Sunday, September 29, 2024

Toy Models of Superposition

Nelson Elhage, Tristan Hume, Catherine Olsson, Nicholas Schiefer, Tom Henighan, Shauna Kravec, Zac Hatfield-Dodds, Robert Lasenby, Dawn Drain, Carol Chen, Roger Grosse, Sam McCandlish, Jared Kaplan, Dario Amodei, Martin Wattenberg, Christopher Olah (2022)
Highlighted by Jan Jensen



Most NNs are notoriously hard to interpret. While there are a few cases, mostly in image classification, where some features (like lines or corners) can be assigned to particular neurons, in general is it seems like every part of the NN contributes to every prediction. This paper provides some powerfull insight into why this is, by analysing simple toy models. 

The study builds on the idea that the output of a hidden layers is an N-dimensional embedding vector (V) that encodes a feature of the data (N is the number of neurons in the layers). You might have seen this famous example from language models: V("king") - V("man") + V("woman") = V("queen"). 

Naively, one would expect that a N-neuron layer can encode N different features, since there are N different (i.e. orthogonal) vectors. However, the papers points out that the number of almost orthogonal vectors (say, with angles between 89° and 91°) increases exponentially with N, so that NNs can represent many more features than they have dimensions, which they term "superposition".
----
WORK TO COMPLETE:
**a.** Transcribe the part of the superposition post that opens with the words containing "Sunday, September 29, 2024" and closes with "simple toy models.".
**b.** In the post on toy models of superposition, what range of angles is given as an example of almost orthogonal vectors?
**c.** Write the next part of the post on toy models of superposition, picking up after its last sentence.

INFORMATION SHOWN:
----
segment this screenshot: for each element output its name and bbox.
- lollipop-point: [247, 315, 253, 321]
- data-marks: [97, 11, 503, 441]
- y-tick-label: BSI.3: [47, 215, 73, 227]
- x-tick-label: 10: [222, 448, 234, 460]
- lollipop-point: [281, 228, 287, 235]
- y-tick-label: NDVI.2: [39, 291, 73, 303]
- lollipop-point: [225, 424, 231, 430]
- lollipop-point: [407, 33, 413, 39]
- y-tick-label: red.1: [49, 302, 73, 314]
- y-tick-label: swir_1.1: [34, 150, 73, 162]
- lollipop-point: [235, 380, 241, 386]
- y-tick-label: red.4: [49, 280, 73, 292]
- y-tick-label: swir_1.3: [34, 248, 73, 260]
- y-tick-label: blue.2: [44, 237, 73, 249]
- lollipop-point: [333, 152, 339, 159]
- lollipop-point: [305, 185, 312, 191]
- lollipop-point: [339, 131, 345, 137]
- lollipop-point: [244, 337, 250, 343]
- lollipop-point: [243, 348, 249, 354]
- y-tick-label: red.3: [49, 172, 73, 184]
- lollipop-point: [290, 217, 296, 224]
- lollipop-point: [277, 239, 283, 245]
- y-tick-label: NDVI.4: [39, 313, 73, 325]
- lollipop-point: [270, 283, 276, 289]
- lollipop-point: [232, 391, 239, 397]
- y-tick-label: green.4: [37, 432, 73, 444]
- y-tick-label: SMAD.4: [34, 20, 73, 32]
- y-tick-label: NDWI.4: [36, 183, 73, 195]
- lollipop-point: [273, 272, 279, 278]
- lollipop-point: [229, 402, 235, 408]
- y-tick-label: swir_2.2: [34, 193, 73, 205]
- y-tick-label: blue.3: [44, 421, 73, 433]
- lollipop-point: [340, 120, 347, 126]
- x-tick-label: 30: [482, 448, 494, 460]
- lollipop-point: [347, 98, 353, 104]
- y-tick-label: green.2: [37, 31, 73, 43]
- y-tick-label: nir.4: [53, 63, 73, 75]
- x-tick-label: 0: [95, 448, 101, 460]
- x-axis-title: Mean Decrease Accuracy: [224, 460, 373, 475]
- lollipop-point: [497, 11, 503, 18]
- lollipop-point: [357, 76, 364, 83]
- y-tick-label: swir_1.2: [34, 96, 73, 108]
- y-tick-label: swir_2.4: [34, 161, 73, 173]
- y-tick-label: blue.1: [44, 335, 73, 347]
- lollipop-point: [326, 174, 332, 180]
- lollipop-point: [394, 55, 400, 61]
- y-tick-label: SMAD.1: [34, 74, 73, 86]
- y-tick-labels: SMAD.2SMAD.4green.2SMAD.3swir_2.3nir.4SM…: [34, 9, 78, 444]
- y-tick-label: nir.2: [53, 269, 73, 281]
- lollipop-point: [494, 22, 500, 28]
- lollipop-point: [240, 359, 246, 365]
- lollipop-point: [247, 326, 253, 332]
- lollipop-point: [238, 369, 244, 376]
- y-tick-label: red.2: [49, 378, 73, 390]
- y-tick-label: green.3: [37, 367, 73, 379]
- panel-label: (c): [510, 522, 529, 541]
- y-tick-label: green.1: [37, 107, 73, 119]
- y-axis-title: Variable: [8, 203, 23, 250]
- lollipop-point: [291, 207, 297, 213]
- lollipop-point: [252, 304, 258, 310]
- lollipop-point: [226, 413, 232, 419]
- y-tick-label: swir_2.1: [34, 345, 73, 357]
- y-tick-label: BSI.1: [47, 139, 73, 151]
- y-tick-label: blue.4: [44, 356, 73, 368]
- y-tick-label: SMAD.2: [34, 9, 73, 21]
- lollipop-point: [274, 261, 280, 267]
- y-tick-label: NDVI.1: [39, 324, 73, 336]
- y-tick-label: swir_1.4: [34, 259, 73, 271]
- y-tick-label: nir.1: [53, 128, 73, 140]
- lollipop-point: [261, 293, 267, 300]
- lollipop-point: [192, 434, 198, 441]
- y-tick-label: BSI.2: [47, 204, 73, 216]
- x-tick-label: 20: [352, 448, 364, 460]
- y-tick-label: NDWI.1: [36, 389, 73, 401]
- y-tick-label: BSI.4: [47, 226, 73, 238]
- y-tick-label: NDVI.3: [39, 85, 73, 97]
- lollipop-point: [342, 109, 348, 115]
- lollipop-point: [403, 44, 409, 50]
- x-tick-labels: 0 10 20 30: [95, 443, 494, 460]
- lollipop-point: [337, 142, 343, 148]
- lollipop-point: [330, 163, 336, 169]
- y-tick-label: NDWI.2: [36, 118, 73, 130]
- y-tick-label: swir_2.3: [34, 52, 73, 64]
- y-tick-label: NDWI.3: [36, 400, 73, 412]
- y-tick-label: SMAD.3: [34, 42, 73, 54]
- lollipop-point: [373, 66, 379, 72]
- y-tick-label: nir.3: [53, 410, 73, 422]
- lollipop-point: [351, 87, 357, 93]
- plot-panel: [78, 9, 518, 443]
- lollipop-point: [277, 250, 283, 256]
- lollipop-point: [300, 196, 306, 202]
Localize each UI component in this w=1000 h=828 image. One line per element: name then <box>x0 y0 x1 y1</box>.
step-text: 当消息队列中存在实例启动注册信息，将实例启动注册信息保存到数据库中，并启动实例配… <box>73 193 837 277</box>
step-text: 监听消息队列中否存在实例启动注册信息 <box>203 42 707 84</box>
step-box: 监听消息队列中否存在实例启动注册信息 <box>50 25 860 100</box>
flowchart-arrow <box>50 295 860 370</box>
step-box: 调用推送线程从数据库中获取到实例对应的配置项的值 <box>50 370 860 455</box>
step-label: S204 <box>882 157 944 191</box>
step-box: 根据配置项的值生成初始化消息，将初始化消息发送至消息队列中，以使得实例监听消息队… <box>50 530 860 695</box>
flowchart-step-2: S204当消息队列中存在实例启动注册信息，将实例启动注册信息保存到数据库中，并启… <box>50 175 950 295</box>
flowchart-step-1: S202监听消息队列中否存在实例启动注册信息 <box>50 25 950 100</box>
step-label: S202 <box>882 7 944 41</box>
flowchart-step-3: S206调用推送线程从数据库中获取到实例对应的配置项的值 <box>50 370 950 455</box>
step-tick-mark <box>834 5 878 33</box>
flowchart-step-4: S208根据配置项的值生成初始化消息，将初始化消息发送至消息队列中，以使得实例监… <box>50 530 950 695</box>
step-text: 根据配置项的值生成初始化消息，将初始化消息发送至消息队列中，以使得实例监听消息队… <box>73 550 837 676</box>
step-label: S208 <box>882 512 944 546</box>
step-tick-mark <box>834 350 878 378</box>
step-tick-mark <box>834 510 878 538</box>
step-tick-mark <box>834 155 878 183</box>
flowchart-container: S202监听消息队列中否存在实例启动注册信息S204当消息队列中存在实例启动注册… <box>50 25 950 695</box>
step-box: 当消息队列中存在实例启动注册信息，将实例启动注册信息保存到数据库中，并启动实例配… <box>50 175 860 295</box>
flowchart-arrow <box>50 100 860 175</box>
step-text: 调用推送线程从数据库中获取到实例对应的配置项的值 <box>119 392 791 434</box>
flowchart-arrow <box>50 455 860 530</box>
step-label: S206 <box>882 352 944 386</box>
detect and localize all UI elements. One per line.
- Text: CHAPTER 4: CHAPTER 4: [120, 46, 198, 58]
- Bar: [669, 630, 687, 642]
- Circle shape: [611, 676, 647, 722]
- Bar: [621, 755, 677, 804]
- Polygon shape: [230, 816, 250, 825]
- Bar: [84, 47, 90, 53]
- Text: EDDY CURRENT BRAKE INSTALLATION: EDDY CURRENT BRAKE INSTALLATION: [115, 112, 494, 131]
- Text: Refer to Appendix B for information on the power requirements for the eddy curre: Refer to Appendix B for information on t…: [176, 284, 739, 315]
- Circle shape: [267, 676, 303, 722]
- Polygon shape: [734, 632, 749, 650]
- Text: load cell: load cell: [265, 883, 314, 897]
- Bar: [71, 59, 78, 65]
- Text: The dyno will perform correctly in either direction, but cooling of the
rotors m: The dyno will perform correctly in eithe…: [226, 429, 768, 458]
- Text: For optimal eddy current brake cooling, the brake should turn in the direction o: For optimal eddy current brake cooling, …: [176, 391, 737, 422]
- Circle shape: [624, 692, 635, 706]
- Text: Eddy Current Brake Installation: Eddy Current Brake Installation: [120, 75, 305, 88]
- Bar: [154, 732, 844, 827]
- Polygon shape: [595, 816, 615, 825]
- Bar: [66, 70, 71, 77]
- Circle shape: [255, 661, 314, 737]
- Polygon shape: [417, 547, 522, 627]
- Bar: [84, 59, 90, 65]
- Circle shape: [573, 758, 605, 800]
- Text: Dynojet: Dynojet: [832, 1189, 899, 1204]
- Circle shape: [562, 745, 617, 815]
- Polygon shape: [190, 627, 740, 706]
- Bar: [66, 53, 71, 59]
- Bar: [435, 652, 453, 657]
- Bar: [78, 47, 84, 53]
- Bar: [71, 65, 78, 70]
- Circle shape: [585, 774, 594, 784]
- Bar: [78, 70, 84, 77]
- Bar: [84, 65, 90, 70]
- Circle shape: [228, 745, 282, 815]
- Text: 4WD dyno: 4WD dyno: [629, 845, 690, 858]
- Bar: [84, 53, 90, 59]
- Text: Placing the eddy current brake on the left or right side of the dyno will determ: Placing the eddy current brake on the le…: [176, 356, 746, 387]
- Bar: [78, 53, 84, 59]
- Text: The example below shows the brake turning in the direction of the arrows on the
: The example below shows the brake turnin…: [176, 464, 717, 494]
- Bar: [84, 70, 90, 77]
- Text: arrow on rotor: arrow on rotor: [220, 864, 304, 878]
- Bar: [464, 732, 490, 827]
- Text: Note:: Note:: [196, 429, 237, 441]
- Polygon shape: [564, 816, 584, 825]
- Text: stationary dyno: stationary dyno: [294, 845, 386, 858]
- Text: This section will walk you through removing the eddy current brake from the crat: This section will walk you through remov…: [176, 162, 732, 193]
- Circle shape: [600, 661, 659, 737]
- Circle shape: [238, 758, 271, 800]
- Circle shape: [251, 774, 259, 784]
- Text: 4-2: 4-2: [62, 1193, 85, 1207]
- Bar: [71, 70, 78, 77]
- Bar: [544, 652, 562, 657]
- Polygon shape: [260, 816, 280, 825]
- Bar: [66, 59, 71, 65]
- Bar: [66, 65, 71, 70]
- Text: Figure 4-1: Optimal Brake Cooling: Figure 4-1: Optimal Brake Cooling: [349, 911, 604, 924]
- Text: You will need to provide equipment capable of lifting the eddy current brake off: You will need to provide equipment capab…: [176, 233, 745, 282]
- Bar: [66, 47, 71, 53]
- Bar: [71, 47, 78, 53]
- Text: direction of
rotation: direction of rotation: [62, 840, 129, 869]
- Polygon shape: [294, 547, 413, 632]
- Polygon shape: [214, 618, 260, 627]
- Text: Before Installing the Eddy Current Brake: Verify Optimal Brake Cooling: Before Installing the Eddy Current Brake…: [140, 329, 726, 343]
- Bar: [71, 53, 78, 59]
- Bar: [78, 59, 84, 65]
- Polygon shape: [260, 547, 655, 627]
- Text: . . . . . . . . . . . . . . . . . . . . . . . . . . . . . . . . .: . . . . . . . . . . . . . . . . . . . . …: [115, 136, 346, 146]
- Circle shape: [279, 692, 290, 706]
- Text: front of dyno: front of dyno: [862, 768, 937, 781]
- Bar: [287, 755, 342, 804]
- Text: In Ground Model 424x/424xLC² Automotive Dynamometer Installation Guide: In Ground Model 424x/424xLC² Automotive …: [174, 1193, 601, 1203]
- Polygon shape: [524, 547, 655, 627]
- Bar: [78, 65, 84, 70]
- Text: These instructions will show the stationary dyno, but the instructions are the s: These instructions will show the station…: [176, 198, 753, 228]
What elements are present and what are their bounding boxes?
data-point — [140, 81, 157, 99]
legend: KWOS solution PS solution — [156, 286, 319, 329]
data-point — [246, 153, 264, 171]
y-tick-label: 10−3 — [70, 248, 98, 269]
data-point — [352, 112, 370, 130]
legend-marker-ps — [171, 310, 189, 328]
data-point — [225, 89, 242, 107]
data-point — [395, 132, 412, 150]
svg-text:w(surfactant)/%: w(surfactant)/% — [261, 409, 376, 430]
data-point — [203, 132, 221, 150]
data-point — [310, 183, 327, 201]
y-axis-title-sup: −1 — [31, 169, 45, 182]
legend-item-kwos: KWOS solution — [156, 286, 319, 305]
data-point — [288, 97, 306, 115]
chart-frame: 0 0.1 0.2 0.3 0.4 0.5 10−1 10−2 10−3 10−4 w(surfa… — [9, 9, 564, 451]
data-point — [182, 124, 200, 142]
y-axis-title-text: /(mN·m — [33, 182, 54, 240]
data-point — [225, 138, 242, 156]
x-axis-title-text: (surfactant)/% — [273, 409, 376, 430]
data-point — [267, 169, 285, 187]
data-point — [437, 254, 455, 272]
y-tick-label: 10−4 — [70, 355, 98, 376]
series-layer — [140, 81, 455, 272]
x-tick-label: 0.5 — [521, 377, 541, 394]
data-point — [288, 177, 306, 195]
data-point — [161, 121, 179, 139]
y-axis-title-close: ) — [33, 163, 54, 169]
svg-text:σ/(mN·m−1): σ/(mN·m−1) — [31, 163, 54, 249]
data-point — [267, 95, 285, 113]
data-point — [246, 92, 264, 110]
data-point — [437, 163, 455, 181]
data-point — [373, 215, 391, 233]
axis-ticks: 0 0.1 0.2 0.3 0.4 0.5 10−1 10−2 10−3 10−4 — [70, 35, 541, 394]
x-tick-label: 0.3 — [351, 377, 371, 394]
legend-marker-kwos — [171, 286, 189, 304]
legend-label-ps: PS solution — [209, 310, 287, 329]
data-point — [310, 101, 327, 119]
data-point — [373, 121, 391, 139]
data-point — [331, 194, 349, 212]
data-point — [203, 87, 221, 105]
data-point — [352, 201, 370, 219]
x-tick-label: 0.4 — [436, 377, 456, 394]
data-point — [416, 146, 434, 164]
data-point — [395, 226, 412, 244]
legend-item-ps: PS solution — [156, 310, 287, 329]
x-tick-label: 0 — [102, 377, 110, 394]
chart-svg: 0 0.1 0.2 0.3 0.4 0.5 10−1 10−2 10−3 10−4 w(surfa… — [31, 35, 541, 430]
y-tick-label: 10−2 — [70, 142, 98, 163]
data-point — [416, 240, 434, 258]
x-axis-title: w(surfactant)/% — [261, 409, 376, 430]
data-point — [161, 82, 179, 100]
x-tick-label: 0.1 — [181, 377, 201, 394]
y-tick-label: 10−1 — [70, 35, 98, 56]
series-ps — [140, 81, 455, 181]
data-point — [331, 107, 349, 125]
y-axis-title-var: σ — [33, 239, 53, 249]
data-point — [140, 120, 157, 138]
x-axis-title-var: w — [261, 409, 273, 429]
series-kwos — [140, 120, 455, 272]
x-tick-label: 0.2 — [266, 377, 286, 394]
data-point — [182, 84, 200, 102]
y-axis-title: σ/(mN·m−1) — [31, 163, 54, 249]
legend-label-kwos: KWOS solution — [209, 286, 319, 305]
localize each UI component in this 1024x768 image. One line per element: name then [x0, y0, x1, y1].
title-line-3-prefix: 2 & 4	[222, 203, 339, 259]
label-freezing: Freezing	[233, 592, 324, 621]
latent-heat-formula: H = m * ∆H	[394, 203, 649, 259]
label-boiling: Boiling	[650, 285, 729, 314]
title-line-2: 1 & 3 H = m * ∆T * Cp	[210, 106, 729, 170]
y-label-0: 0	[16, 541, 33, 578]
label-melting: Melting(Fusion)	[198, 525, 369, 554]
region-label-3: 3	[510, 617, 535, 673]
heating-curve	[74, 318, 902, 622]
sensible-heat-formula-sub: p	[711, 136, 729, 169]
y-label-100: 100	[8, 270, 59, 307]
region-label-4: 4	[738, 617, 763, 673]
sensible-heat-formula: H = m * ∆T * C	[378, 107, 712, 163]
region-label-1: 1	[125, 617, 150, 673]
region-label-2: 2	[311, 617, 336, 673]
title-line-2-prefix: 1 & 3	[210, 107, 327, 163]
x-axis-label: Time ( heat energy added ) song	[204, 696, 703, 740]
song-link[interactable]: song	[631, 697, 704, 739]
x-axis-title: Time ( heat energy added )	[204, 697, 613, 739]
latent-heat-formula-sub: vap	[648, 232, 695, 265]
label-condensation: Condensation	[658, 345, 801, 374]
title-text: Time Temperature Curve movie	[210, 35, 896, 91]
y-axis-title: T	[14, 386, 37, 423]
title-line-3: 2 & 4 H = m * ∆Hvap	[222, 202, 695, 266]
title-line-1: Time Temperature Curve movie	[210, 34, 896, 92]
----
SOLVED PROBLEMS:
**a.**
Sunday, September 29, 2024

Toy Models of Superposition

Nelson Elhage, Tristan Hume, Catherine Olsson, Nicholas Schiefer, Tom Henighan, Shauna Kravec, Zac Hatfield-Dodds, Robert Lasenby, Dawn Drain, Carol Chen, Roger Grosse, Sam McCandlish, Jared Kaplan, Dario Amodei, Martin Wattenberg, Christopher Olah (2022)
Highlighted by Jan Jensen



Most NNs are notoriously hard to interpret. While there are a few cases, mostly in image classification, where some features (like lines or corners) can be assigned to particular neurons, in general is it seems like every part of the NN contributes to every prediction. This paper provides some powerfull insight into why this is, by analysing simple toy models.

**b.** Between 89° and 91°.

**c.**
Since most features are stored in orthogonal vectors they will necessarily have many non-zero contributions and this cannot be assigned to a specific neuron. The authors further show that the superposition is driven by data sparcity, i.e. few examples of a particular input feature: more data sparcity, more superposition, less interpretability.

The paper is very thorough and there are many more insights that I have skipped. But I hope this highlight has made you curious enough to have a look at the paper. I can also recommend this brilliant introduction superposition by 3Blue1Brown to get you started.

Now, it's important to note that these insights are obtained by analysing simple toy problems. It will be interesting to see if and how they apply to real-world applications, including chemistry. 


This work is licensed under a Creative Commons Attribution 4.0 International License.